**Data excerpts:**
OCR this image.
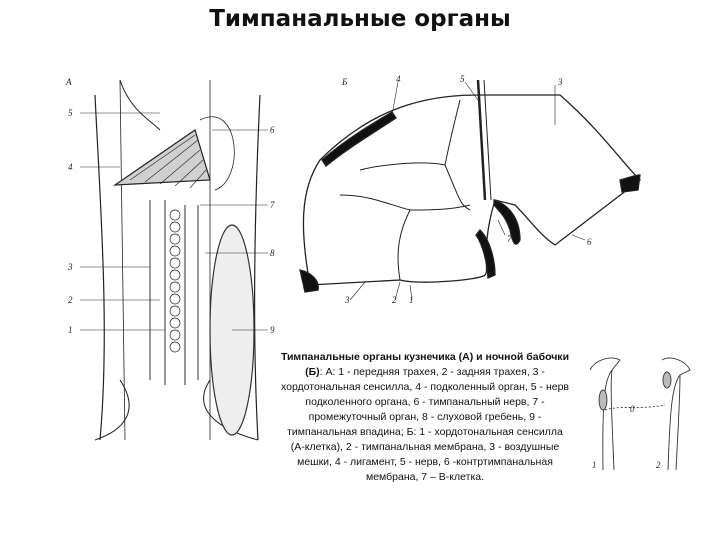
Тимпанальные органы
А
5
4
3
2
1
6
7
8
9
Б	4	5	3
3	2 1
7	6
1
0
2
Тимпанальные органы кузнечика (А) и ночной бабочки (Б): А: 1 - передняя трахея, 2 - задняя трахея, 3 - хордотональная сенсилла, 4 - подколенный орган, 5 - нерв подколенного органа, 6 - тимпанальный нерв, 7 - промежуточный орган, 8 - слуховой гребень, 9 - тимпанальная впадина; Б: 1 - хордотональная сенсилла (А-клетка), 2 - тимпанальная мембрана, 3 - воздушные мешки, 4 - лигамент, 5 - нерв, 6 -контртимпанальная мембрана, 7 – В-клетка.
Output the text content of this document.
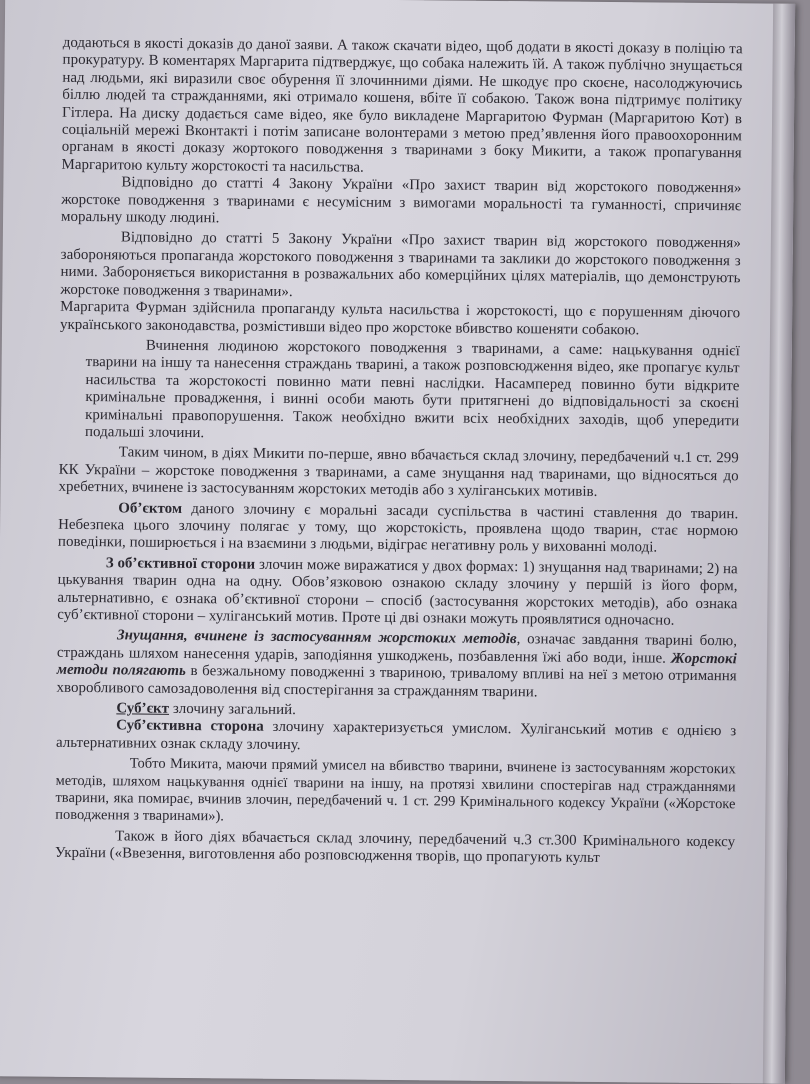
додаються в якості доказів до даної заяви. А також скачати відео, щоб додати в якості доказу в поліцію та прокуратуру. В коментарях Маргарита підтверджує, що собака належить їй. А також публічно знущається над людьми, які виразили своє обурення її злочинними діями. Не шкодує про скоєне, насолоджуючись біллю людей та стражданнями, які отримало кошеня, вбіте її собакою. Також вона підтримує політику Гітлера. На диску додається саме відео, яке було викладене Маргаритою Фурман (Маргаритою Кот) в соціальній мережі Вконтакті і потім записане волонтерами з метою пред’явлення його правоохоронним органам в якості доказу жортокого поводження з тваринами з боку Микити, а також пропагування Маргаритою культу жорстокості та насильства.

Відповідно до статті 4 Закону України «Про захист тварин від жорстокого поводження» жорстоке поводження з тваринами є несумісним з вимогами моральності та гуманності, спричиняє моральну шкоду людині.

Відповідно до статті 5 Закону України «Про захист тварин від жорстокого поводження» забороняються пропаганда жорстокого поводження з тваринами та заклики до жорстокого поводження з ними. Забороняється використання в розважальних або комерційних цілях матеріалів, що демонструють жорстоке поводження з тваринами».

Маргарита Фурман здійснила пропаганду культа насильства і жорстокості, що є порушенням діючого українського законодавства, розмістивши відео про жорстоке вбивство кошеняти собакою.

Вчинення людиною жорстокого поводження з тваринами, а саме: нацькування однієї тварини на іншу та нанесення страждань тварині, а також розповсюдження відео, яке пропагує культ насильства та жорстокості повинно мати певні наслідки. Насамперед повинно бути відкрите кримінальне провадження, і винні особи мають бути притягнені до відповідальності за скоєні кримінальні правопорушення. Також необхідно вжити всіх необхідних заходів, щоб упередити подальші злочини.

Таким чином, в діях Микити по-перше, явно вбачається склад злочину, передбачений ч.1 ст. 299 КК України – жорстоке поводження з тваринами, а саме знущання над тваринами, що відносяться до хребетних, вчинене із застосуванням жорстоких методів або з хуліганських мотивів.

Об’єктом даного злочину є моральні засади суспільства в частині ставлення до тварин. Небезпека цього злочину полягає у тому, що жорстокість, проявлена щодо тварин, стає нормою поведінки, поширюється і на взаємини з людьми, відіграє негативну роль у вихованні молоді.

З об’єктивної сторони злочин може виражатися у двох формах: 1) знущання над тваринами; 2) на цькування тварин одна на одну. Обов’язковою ознакою складу злочину у першій із його форм, альтернативно, є ознака об’єктивної сторони – спосіб (застосування жорстоких методів), або ознака суб’єктивної сторони – хуліганський мотив. Проте ці дві ознаки можуть проявлятися одночасно.

Знущання, вчинене із застосуванням жорстоких методів, означає завдання тварині болю, страждань шляхом нанесення ударів, заподіяння ушкоджень, позбавлення їжі або води, інше. Жорстокі методи полягають в безжальному поводженні з твариною, тривалому впливі на неї з метою отримання хворобливого самозадоволення від спостерігання за стражданням тварини.

Суб’єкт злочину загальний.

Суб’єктивна сторона злочину характеризується умислом. Хуліганський мотив є однією з альтернативних ознак складу злочину.

Тобто Микита, маючи прямий умисел на вбивство тварини, вчинене із застосуванням жорстоких методів, шляхом нацькування однієї тварини на іншу, на протязі хвилини спостерігав над стражданнями тварини, яка помирає, вчинив злочин, передбачений ч. 1 ст. 299 Кримінального кодексу України («Жорстоке поводження з тваринами»).

Також в його діях вбачається склад злочину, передбачений ч.3 ст.300 Кримінального кодексу України («Ввезення, виготовлення або розповсюдження творів, що пропагують культ
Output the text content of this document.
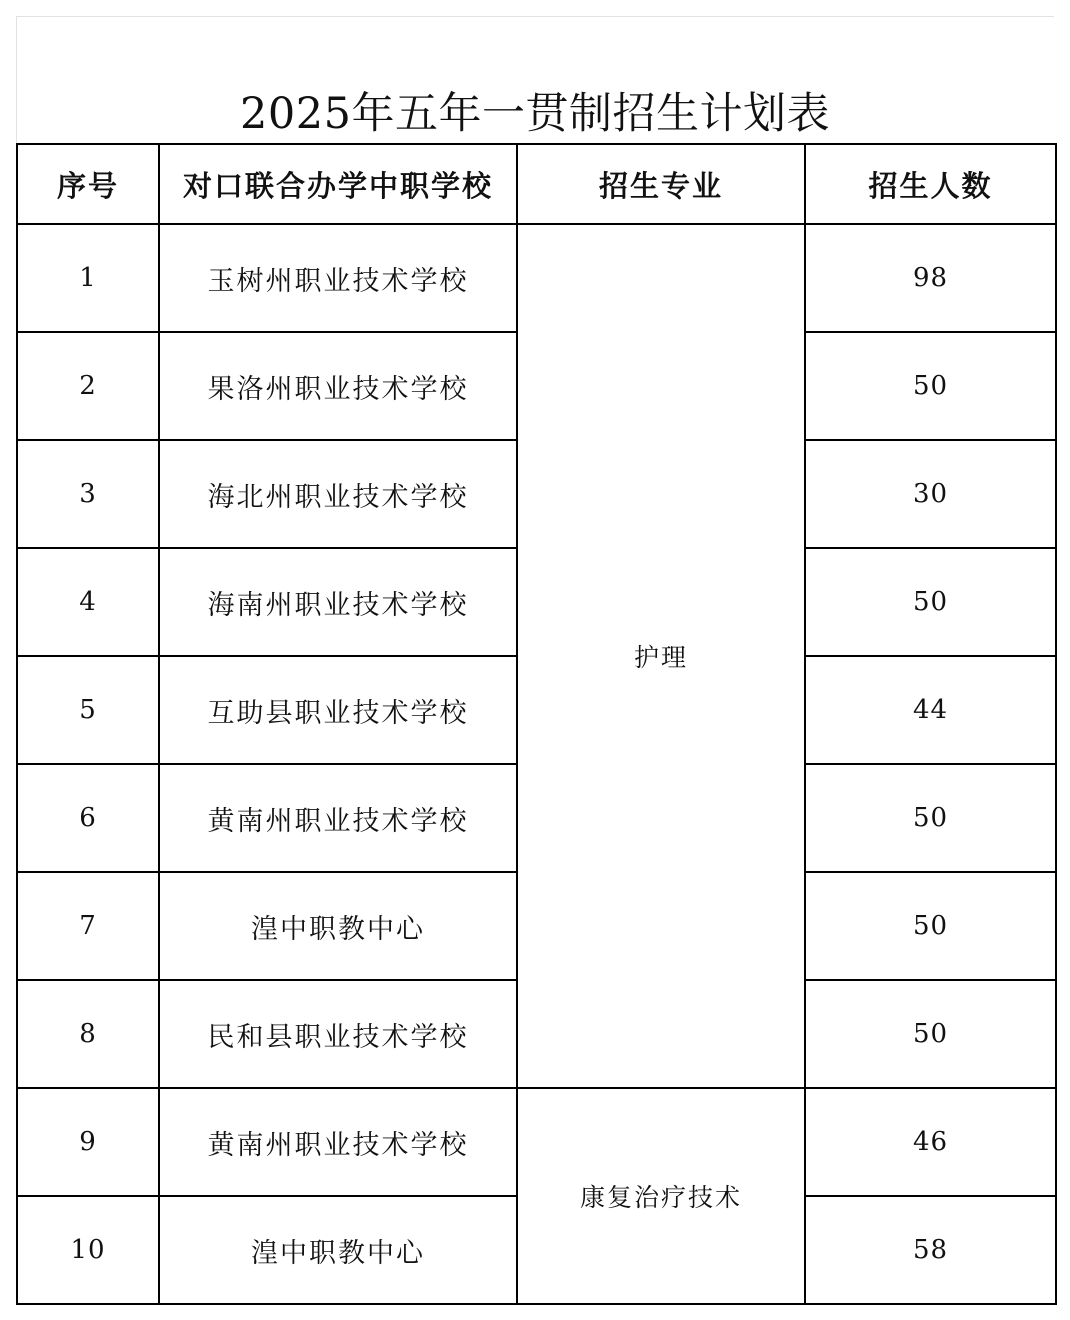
2025年五年一贯制招生计划表
序号	对口联合办学中职学校	招生专业	招生人数
1	玉树州职业技术学校	护理	98
2	果洛州职业技术学校		50
3	海北州职业技术学校		30
4	海南州职业技术学校		50
5	互助县职业技术学校		44
6	黄南州职业技术学校		50
7	湟中职教中心		50
8	民和县职业技术学校		50
9	黄南州职业技术学校	康复治疗技术	46
10	湟中职教中心		58
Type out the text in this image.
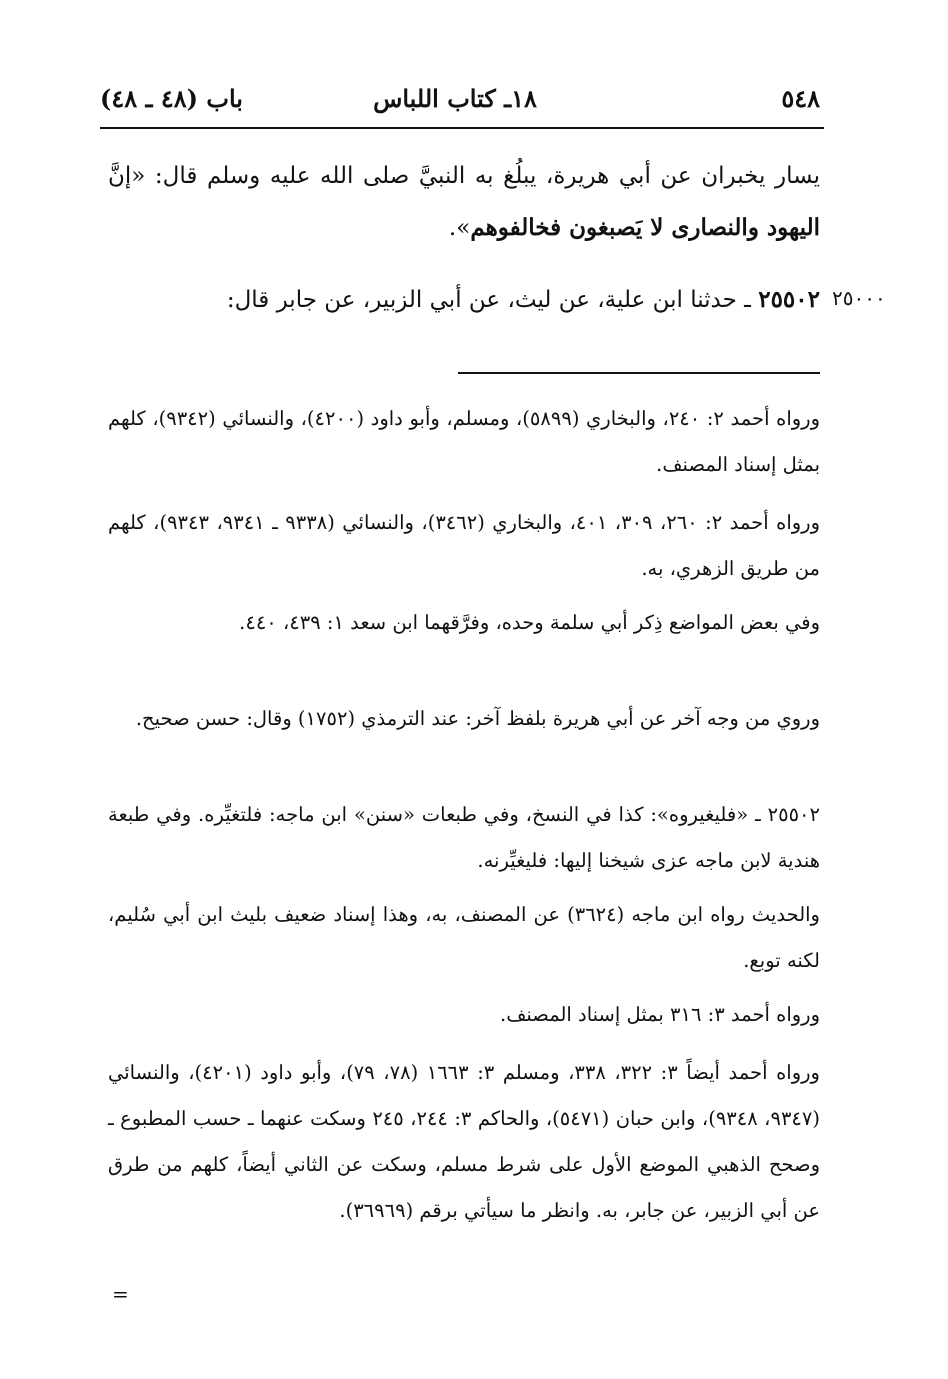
٥٤٨
١٨ـ كتاب اللباس
باب (٤٨ ـ ٤٨)
يسار يخبران عن أبي هريرة، يبلُغ به النبيَّ صلى الله عليه وسلم قال: «إنَّ اليهود والنصارى لا يَصبغون فخالفوهم».
٢٥٥٠٢ ـ حدثنا ابن علية، عن ليث، عن أبي الزبير، عن جابر قال:	٢٥٠٠٠
ورواه أحمد ٢: ٢٤٠، والبخاري (٥٨٩٩)، ومسلم، وأبو داود (٤٢٠٠)، والنسائي (٩٣٤٢)، كلهم بمثل إسناد المصنف.
ورواه أحمد ٢: ٢٦٠، ٣٠٩، ٤٠١، والبخاري (٣٤٦٢)، والنسائي (٩٣٣٨ ـ ٩٣٤١، ٩٣٤٣)، كلهم من طريق الزهري، به.
وفي بعض المواضع ذِكر أبي سلمة وحده، وفرَّقهما ابن سعد ١: ٤٣٩، ٤٤٠.
وروي من وجه آخر عن أبي هريرة بلفظ آخر: عند الترمذي (١٧٥٢) وقال: حسن صحيح.
٢٥٥٠٢ ـ «فليغيروه»: كذا في النسخ، وفي طبعات «سنن» ابن ماجه: فلتغيِّره. وفي طبعة هندية لابن ماجه عزى شيخنا إليها: فليغيِّرنه.
والحديث رواه ابن ماجه (٣٦٢٤) عن المصنف، به، وهذا إسناد ضعيف بليث ابن أبي سُليم، لكنه توبع.
ورواه أحمد ٣: ٣١٦ بمثل إسناد المصنف.
ورواه أحمد أيضاً ٣: ٣٢٢، ٣٣٨، ومسلم ٣: ١٦٦٣ (٧٨، ٧٩)، وأبو داود (٤٢٠١)، والنسائي (٩٣٤٧، ٩٣٤٨)، وابن حبان (٥٤٧١)، والحاكم ٣: ٢٤٤، ٢٤٥ وسكت عنهما ـ حسب المطبوع ـ وصحح الذهبي الموضع الأول على شرط مسلم، وسكت عن الثاني أيضاً، كلهم من طرق عن أبي الزبير، عن جابر، به. وانظر ما سيأتي برقم (٣٦٩٦٩).
=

**Objective:** Go through the listing above and locate each line that holds the word "Закону". Copy those lines.

**Task solution:**
Відповідно до статті 4 Закону України «Про захист тварин від жорстокого поводження» жорстоке поводження з тваринами є несумісним з вимогами моральності та гуманності, спричиняє моральну шкоду людині.
Відповідно до статті 5 Закону України «Про захист тварин від жорстокого поводження» забороняються пропаганда жорстокого поводження з тваринами та заклики до жорстокого поводження з ними. Забороняється використання в розважальних або комерційних цілях матеріалів, що демонструють жорстоке поводження з тваринами».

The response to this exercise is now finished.